* [AIM] Write out the complete material exactly as it stands.

Data entries for graphics:
= = = =

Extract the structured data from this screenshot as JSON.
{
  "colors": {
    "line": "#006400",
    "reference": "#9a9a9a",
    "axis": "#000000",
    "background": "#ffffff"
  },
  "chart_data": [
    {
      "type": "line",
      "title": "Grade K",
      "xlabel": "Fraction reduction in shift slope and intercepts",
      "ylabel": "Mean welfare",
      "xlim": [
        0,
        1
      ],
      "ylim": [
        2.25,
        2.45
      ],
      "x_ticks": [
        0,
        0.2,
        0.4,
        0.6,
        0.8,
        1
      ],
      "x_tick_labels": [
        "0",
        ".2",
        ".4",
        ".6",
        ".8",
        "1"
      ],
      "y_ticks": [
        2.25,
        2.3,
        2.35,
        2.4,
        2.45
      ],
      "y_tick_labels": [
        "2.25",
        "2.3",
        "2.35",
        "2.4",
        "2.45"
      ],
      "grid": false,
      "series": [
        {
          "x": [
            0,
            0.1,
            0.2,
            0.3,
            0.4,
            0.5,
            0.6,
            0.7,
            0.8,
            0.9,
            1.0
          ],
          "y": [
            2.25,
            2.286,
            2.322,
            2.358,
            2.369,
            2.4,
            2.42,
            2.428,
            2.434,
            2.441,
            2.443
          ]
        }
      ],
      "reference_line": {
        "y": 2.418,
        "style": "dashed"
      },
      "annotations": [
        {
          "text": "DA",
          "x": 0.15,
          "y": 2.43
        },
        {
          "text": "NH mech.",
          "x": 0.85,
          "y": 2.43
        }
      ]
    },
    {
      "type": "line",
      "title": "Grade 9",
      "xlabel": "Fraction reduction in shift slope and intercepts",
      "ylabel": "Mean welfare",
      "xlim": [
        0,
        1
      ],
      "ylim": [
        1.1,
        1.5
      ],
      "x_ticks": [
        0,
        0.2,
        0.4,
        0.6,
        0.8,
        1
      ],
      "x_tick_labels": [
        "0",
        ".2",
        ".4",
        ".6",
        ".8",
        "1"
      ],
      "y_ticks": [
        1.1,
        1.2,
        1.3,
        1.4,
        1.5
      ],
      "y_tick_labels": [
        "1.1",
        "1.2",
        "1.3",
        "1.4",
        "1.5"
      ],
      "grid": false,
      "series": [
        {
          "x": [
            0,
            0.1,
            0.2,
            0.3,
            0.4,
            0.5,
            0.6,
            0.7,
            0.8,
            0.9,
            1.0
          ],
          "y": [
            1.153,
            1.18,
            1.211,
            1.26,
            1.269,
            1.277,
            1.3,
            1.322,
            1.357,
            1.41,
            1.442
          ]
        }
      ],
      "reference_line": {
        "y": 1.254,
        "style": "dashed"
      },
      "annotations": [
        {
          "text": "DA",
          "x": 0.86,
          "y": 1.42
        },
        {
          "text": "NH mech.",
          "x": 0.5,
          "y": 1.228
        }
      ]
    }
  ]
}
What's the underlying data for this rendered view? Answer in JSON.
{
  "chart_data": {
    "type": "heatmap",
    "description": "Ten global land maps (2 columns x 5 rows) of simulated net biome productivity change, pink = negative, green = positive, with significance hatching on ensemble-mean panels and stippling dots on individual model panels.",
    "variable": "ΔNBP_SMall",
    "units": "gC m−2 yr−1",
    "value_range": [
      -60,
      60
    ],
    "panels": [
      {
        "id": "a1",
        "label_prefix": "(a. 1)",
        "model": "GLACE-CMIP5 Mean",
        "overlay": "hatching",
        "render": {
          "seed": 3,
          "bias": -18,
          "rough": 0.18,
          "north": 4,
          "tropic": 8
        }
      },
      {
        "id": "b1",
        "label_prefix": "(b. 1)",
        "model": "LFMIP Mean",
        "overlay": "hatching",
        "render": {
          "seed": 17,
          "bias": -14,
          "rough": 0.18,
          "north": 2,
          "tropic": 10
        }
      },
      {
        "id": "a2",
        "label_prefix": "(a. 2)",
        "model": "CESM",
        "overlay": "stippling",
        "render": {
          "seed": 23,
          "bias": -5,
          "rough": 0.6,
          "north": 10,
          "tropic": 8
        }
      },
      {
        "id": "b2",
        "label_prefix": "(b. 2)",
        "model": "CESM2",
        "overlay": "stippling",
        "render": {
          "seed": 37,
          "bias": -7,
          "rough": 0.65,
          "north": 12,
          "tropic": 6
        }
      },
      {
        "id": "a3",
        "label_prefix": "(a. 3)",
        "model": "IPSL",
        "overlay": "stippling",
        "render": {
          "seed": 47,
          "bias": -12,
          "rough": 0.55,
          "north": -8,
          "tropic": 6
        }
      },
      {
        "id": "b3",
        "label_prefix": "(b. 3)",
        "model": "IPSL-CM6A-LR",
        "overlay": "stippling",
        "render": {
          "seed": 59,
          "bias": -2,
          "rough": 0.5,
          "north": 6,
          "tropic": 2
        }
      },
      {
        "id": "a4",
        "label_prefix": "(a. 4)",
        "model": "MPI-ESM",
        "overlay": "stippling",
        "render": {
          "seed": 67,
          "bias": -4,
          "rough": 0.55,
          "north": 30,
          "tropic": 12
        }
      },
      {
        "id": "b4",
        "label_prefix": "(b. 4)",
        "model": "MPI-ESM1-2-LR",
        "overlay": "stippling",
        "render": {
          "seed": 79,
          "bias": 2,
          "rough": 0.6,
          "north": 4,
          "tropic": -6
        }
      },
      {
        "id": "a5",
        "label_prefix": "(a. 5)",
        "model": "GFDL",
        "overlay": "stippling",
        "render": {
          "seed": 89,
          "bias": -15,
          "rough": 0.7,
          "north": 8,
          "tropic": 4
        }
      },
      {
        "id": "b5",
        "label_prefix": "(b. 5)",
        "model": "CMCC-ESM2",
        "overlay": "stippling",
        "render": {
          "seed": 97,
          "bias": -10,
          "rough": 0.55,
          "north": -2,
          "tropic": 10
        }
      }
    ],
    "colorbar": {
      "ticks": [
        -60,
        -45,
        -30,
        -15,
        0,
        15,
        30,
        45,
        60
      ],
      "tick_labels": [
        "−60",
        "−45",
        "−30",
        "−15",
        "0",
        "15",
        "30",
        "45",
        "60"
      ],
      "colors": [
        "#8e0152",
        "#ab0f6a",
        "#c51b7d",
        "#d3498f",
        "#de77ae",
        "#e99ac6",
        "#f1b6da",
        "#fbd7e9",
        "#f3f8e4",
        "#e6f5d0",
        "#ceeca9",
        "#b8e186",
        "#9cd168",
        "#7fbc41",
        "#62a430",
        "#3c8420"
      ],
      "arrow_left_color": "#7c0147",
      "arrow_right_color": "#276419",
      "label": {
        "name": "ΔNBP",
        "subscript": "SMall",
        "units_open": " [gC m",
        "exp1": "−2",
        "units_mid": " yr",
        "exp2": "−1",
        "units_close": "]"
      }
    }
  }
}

= = = =

* [WRITTEN RESPONSE]
Extract the structured data from this screenshot as JSON.
{
  "colors": {
    "line": "#006400",
    "reference": "#9a9a9a",
    "axis": "#000000",
    "background": "#ffffff"
  },
  "chart_data": [
    {
      "type": "line",
      "title": "Grade K",
      "xlabel": "Fraction reduction in shift slope and intercepts",
      "ylabel": "Mean welfare",
      "xlim": [
        0,
        1
      ],
      "ylim": [
        2.25,
        2.45
      ],
      "x_ticks": [
        0,
        0.2,
        0.4,
        0.6,
        0.8,
        1
      ],
      "x_tick_labels": [
        "0",
        ".2",
        ".4",
        ".6",
        ".8",
        "1"
      ],
      "y_ticks": [
        2.25,
        2.3,
        2.35,
        2.4,
        2.45
      ],
      "y_tick_labels": [
        "2.25",
        "2.3",
        "2.35",
        "2.4",
        "2.45"
      ],
      "grid": false,
      "series": [
        {
          "x": [
            0,
            0.1,
            0.2,
            0.3,
            0.4,
            0.5,
            0.6,
            0.7,
            0.8,
            0.9,
            1.0
          ],
          "y": [
            2.25,
            2.286,
            2.322,
            2.358,
            2.369,
            2.4,
            2.42,
            2.428,
            2.434,
            2.441,
            2.443
          ]
        }
      ],
      "reference_line": {
        "y": 2.418,
        "style": "dashed"
      },
      "annotations": [
        {
          "text": "DA",
          "x": 0.15,
          "y": 2.43
        },
        {
          "text": "NH mech.",
          "x": 0.85,
          "y": 2.43
        }
      ]
    },
    {
      "type": "line",
      "title": "Grade 9",
      "xlabel": "Fraction reduction in shift slope and intercepts",
      "ylabel": "Mean welfare",
      "xlim": [
        0,
        1
      ],
      "ylim": [
        1.1,
        1.5
      ],
      "x_ticks": [
        0,
        0.2,
        0.4,
        0.6,
        0.8,
        1
      ],
      "x_tick_labels": [
        "0",
        ".2",
        ".4",
        ".6",
        ".8",
        "1"
      ],
      "y_ticks": [
        1.1,
        1.2,
        1.3,
        1.4,
        1.5
      ],
      "y_tick_labels": [
        "1.1",
        "1.2",
        "1.3",
        "1.4",
        "1.5"
      ],
      "grid": false,
      "series": [
        {
          "x": [
            0,
            0.1,
            0.2,
            0.3,
            0.4,
            0.5,
            0.6,
            0.7,
            0.8,
            0.9,
            1.0
          ],
          "y": [
            1.153,
            1.18,
            1.211,
            1.26,
            1.269,
            1.277,
            1.3,
            1.322,
            1.357,
            1.41,
            1.442
          ]
        }
      ],
      "reference_line": {
        "y": 1.254,
        "style": "dashed"
      },
      "annotations": [
        {
          "text": "DA",
          "x": 0.86,
          "y": 1.42
        },
        {
          "text": "NH mech.",
          "x": 0.5,
          "y": 1.228
        }
      ]
    }
  ]
}
What's the underlying data for this rendered view? Answer in JSON.
{
  "chart_data": {
    "type": "heatmap",
    "description": "Ten global land maps (2 columns x 5 rows) of simulated net biome productivity change, pink = negative, green = positive, with significance hatching on ensemble-mean panels and stippling dots on individual model panels.",
    "variable": "ΔNBP_SMall",
    "units": "gC m−2 yr−1",
    "value_range": [
      -60,
      60
    ],
    "panels": [
      {
        "id": "a1",
        "label_prefix": "(a. 1)",
        "model": "GLACE-CMIP5 Mean",
        "overlay": "hatching",
        "render": {
          "seed": 3,
          "bias": -18,
          "rough": 0.18,
          "north": 4,
          "tropic": 8
        }
      },
      {
        "id": "b1",
        "label_prefix": "(b. 1)",
        "model": "LFMIP Mean",
        "overlay": "hatching",
        "render": {
          "seed": 17,
          "bias": -14,
          "rough": 0.18,
          "north": 2,
          "tropic": 10
        }
      },
      {
        "id": "a2",
        "label_prefix": "(a. 2)",
        "model": "CESM",
        "overlay": "stippling",
        "render": {
          "seed": 23,
          "bias": -5,
          "rough": 0.6,
          "north": 10,
          "tropic": 8
        }
      },
      {
        "id": "b2",
        "label_prefix": "(b. 2)",
        "model": "CESM2",
        "overlay": "stippling",
        "render": {
          "seed": 37,
          "bias": -7,
          "rough": 0.65,
          "north": 12,
          "tropic": 6
        }
      },
      {
        "id": "a3",
        "label_prefix": "(a. 3)",
        "model": "IPSL",
        "overlay": "stippling",
        "render": {
          "seed": 47,
          "bias": -12,
          "rough": 0.55,
          "north": -8,
          "tropic": 6
        }
      },
      {
        "id": "b3",
        "label_prefix": "(b. 3)",
        "model": "IPSL-CM6A-LR",
        "overlay": "stippling",
        "render": {
          "seed": 59,
          "bias": -2,
          "rough": 0.5,
          "north": 6,
          "tropic": 2
        }
      },
      {
        "id": "a4",
        "label_prefix": "(a. 4)",
        "model": "MPI-ESM",
        "overlay": "stippling",
        "render": {
          "seed": 67,
          "bias": -4,
          "rough": 0.55,
          "north": 30,
          "tropic": 12
        }
      },
      {
        "id": "b4",
        "label_prefix": "(b. 4)",
        "model": "MPI-ESM1-2-LR",
        "overlay": "stippling",
        "render": {
          "seed": 79,
          "bias": 2,
          "rough": 0.6,
          "north": 4,
          "tropic": -6
        }
      },
      {
        "id": "a5",
        "label_prefix": "(a. 5)",
        "model": "GFDL",
        "overlay": "stippling",
        "render": {
          "seed": 89,
          "bias": -15,
          "rough": 0.7,
          "north": 8,
          "tropic": 4
        }
      },
      {
        "id": "b5",
        "label_prefix": "(b. 5)",
        "model": "CMCC-ESM2",
        "overlay": "stippling",
        "render": {
          "seed": 97,
          "bias": -10,
          "rough": 0.55,
          "north": -2,
          "tropic": 10
        }
      }
    ],
    "colorbar": {
      "ticks": [
        -60,
        -45,
        -30,
        -15,
        0,
        15,
        30,
        45,
        60
      ],
      "tick_labels": [
        "−60",
        "−45",
        "−30",
        "−15",
        "0",
        "15",
        "30",
        "45",
        "60"
      ],
      "colors": [
        "#8e0152",
        "#ab0f6a",
        "#c51b7d",
        "#d3498f",
        "#de77ae",
        "#e99ac6",
        "#f1b6da",
        "#fbd7e9",
        "#f3f8e4",
        "#e6f5d0",
        "#ceeca9",
        "#b8e186",
        "#9cd168",
        "#7fbc41",
        "#62a430",
        "#3c8420"
      ],
      "arrow_left_color": "#7c0147",
      "arrow_right_color": "#276419",
      "label": {
        "name": "ΔNBP",
        "subscript": "SMall",
        "units_open": " [gC m",
        "exp1": "−2",
        "units_mid": " yr",
        "exp2": "−1",
        "units_close": "]"
      }
    }
  }
}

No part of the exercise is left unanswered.